▸ **WHAT NEEDS TO BE DONE**
Would you restate all the data that follows, word for word?

▸ **EXTRACTED DATA**
** Start **

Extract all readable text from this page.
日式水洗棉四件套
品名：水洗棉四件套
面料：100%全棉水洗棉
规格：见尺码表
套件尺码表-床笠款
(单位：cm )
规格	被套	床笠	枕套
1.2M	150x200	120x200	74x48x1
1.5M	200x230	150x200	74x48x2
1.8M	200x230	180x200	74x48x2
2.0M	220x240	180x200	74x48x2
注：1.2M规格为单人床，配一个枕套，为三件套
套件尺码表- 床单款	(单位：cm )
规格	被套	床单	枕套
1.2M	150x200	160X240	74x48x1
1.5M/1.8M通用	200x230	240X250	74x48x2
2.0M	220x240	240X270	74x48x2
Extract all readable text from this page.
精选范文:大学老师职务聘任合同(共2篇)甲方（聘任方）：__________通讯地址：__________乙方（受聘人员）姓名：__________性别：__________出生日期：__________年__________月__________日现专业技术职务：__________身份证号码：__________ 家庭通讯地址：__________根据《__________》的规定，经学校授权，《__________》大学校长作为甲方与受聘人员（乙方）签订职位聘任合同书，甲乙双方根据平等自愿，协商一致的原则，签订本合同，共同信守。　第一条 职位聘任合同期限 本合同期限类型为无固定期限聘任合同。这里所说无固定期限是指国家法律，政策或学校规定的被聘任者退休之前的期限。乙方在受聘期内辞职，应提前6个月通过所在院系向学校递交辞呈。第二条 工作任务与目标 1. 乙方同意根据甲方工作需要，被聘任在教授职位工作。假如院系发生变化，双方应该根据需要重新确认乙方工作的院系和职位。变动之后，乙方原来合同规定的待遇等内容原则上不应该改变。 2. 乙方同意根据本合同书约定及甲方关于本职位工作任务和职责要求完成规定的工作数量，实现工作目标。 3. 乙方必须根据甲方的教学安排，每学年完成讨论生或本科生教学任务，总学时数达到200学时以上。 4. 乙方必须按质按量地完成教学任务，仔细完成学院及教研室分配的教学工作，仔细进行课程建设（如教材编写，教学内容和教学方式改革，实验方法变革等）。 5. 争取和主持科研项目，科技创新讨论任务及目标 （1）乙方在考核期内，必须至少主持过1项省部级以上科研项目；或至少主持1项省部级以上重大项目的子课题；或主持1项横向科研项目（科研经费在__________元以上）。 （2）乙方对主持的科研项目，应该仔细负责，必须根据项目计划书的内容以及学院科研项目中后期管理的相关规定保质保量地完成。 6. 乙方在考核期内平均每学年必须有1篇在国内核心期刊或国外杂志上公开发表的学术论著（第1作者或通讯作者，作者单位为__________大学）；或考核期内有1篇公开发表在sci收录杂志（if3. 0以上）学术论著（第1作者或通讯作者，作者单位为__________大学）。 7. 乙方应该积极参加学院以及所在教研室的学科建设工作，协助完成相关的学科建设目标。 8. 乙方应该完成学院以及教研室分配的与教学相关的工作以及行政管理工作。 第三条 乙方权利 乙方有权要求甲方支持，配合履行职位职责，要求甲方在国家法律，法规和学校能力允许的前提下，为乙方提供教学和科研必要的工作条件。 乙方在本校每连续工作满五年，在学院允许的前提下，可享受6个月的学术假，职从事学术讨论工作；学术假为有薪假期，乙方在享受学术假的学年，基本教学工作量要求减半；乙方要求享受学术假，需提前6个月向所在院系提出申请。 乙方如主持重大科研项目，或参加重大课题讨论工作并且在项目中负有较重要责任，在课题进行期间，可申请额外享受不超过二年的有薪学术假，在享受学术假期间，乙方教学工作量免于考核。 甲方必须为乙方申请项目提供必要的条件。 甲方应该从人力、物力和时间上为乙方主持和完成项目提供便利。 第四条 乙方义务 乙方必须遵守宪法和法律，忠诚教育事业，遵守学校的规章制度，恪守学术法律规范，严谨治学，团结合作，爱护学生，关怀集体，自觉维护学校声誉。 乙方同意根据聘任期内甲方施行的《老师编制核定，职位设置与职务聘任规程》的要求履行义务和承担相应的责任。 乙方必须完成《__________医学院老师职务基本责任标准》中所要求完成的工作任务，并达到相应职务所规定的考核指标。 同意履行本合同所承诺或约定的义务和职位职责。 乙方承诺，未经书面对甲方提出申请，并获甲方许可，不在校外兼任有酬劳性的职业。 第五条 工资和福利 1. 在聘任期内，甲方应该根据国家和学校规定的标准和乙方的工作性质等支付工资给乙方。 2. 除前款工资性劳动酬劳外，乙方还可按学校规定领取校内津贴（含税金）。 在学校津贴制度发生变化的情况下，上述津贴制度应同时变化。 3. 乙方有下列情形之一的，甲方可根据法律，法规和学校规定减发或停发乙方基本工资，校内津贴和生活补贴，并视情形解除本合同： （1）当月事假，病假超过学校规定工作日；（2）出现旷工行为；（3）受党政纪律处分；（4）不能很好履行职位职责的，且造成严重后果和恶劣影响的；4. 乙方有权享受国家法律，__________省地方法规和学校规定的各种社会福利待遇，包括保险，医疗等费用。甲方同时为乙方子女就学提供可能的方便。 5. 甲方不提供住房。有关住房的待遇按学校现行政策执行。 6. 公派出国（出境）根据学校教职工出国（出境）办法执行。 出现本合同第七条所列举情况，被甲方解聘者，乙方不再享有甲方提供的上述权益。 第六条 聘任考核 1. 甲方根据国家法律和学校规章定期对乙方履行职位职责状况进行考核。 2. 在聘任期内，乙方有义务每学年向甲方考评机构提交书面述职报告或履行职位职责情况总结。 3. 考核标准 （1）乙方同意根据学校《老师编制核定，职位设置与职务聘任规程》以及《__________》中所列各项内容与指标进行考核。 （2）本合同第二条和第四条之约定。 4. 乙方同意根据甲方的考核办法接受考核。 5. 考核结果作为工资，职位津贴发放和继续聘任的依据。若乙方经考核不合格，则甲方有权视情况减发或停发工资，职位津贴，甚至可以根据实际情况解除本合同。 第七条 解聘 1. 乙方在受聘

** End **

▸ **SOLVED EXERCISE**
Extract all readable text from this page.
日式水洗棉四件套
品名：水洗棉四件套
面料：100%全棉水洗棉
规格：见尺码表
套件尺码表-床笠款
(单位：cm )
规格	被套	床笠	枕套
1.2M	150x200	120x200	74x48x1
1.5M	200x230	150x200	74x48x2
1.8M	200x230	180x200	74x48x2
2.0M	220x240	180x200	74x48x2
注：1.2M规格为单人床，配一个枕套，为三件套
套件尺码表- 床单款	(单位：cm )
规格	被套	床单	枕套
1.2M	150x200	160X240	74x48x1
1.5M/1.8M通用	200x230	240X250	74x48x2
2.0M	220x240	240X270	74x48x2
Extract all readable text from this page.
精选范文:大学老师职务聘任合同(共2篇)甲方（聘任方）：__________通讯地址：__________乙方（受聘人员）姓名：__________性别：__________出生日期：__________年__________月__________日现专业技术职务：__________身份证号码：__________ 家庭通讯地址：__________根据《__________》的规定，经学校授权，《__________》大学校长作为甲方与受聘人员（乙方）签订职位聘任合同书，甲乙双方根据平等自愿，协商一致的原则，签订本合同，共同信守。　第一条 职位聘任合同期限 本合同期限类型为无固定期限聘任合同。这里所说无固定期限是指国家法律，政策或学校规定的被聘任者退休之前的期限。乙方在受聘期内辞职，应提前6个月通过所在院系向学校递交辞呈。第二条 工作任务与目标 1. 乙方同意根据甲方工作需要，被聘任在教授职位工作。假如院系发生变化，双方应该根据需要重新确认乙方工作的院系和职位。变动之后，乙方原来合同规定的待遇等内容原则上不应该改变。 2. 乙方同意根据本合同书约定及甲方关于本职位工作任务和职责要求完成规定的工作数量，实现工作目标。 3. 乙方必须根据甲方的教学安排，每学年完成讨论生或本科生教学任务，总学时数达到200学时以上。 4. 乙方必须按质按量地完成教学任务，仔细完成学院及教研室分配的教学工作，仔细进行课程建设（如教材编写，教学内容和教学方式改革，实验方法变革等）。 5. 争取和主持科研项目，科技创新讨论任务及目标 （1）乙方在考核期内，必须至少主持过1项省部级以上科研项目；或至少主持1项省部级以上重大项目的子课题；或主持1项横向科研项目（科研经费在__________元以上）。 （2）乙方对主持的科研项目，应该仔细负责，必须根据项目计划书的内容以及学院科研项目中后期管理的相关规定保质保量地完成。 6. 乙方在考核期内平均每学年必须有1篇在国内核心期刊或国外杂志上公开发表的学术论著（第1作者或通讯作者，作者单位为__________大学）；或考核期内有1篇公开发表在sci收录杂志（if3. 0以上）学术论著（第1作者或通讯作者，作者单位为__________大学）。 7. 乙方应该积极参加学院以及所在教研室的学科建设工作，协助完成相关的学科建设目标。 8. 乙方应该完成学院以及教研室分配的与教学相关的工作以及行政管理工作。 第三条 乙方权利 乙方有权要求甲方支持，配合履行职位职责，要求甲方在国家法律，法规和学校能力允许的前提下，为乙方提供教学和科研必要的工作条件。 乙方在本校每连续工作满五年，在学院允许的前提下，可享受6个月的学术假，职从事学术讨论工作；学术假为有薪假期，乙方在享受学术假的学年，基本教学工作量要求减半；乙方要求享受学术假，需提前6个月向所在院系提出申请。 乙方如主持重大科研项目，或参加重大课题讨论工作并且在项目中负有较重要责任，在课题进行期间，可申请额外享受不超过二年的有薪学术假，在享受学术假期间，乙方教学工作量免于考核。 甲方必须为乙方申请项目提供必要的条件。 甲方应该从人力、物力和时间上为乙方主持和完成项目提供便利。 第四条 乙方义务 乙方必须遵守宪法和法律，忠诚教育事业，遵守学校的规章制度，恪守学术法律规范，严谨治学，团结合作，爱护学生，关怀集体，自觉维护学校声誉。 乙方同意根据聘任期内甲方施行的《老师编制核定，职位设置与职务聘任规程》的要求履行义务和承担相应的责任。 乙方必须完成《__________医学院老师职务基本责任标准》中所要求完成的工作任务，并达到相应职务所规定的考核指标。 同意履行本合同所承诺或约定的义务和职位职责。 乙方承诺，未经书面对甲方提出申请，并获甲方许可，不在校外兼任有酬劳性的职业。 第五条 工资和福利 1. 在聘任期内，甲方应该根据国家和学校规定的标准和乙方的工作性质等支付工资给乙方。 2. 除前款工资性劳动酬劳外，乙方还可按学校规定领取校内津贴（含税金）。 在学校津贴制度发生变化的情况下，上述津贴制度应同时变化。 3. 乙方有下列情形之一的，甲方可根据法律，法规和学校规定减发或停发乙方基本工资，校内津贴和生活补贴，并视情形解除本合同： （1）当月事假，病假超过学校规定工作日；（2）出现旷工行为；（3）受党政纪律处分；（4）不能很好履行职位职责的，且造成严重后果和恶劣影响的；4. 乙方有权享受国家法律，__________省地方法规和学校规定的各种社会福利待遇，包括保险，医疗等费用。甲方同时为乙方子女就学提供可能的方便。 5. 甲方不提供住房。有关住房的待遇按学校现行政策执行。 6. 公派出国（出境）根据学校教职工出国（出境）办法执行。 出现本合同第七条所列举情况，被甲方解聘者，乙方不再享有甲方提供的上述权益。 第六条 聘任考核 1. 甲方根据国家法律和学校规章定期对乙方履行职位职责状况进行考核。 2. 在聘任期内，乙方有义务每学年向甲方考评机构提交书面述职报告或履行职位职责情况总结。 3. 考核标准 （1）乙方同意根据学校《老师编制核定，职位设置与职务聘任规程》以及《__________》中所列各项内容与指标进行考核。 （2）本合同第二条和第四条之约定。 4. 乙方同意根据甲方的考核办法接受考核。 5. 考核结果作为工资，职位津贴发放和继续聘任的依据。若乙方经考核不合格，则甲方有权视情况减发或停发工资，职位津贴，甚至可以根据实际情况解除本合同。 第七条 解聘 1. 乙方在受聘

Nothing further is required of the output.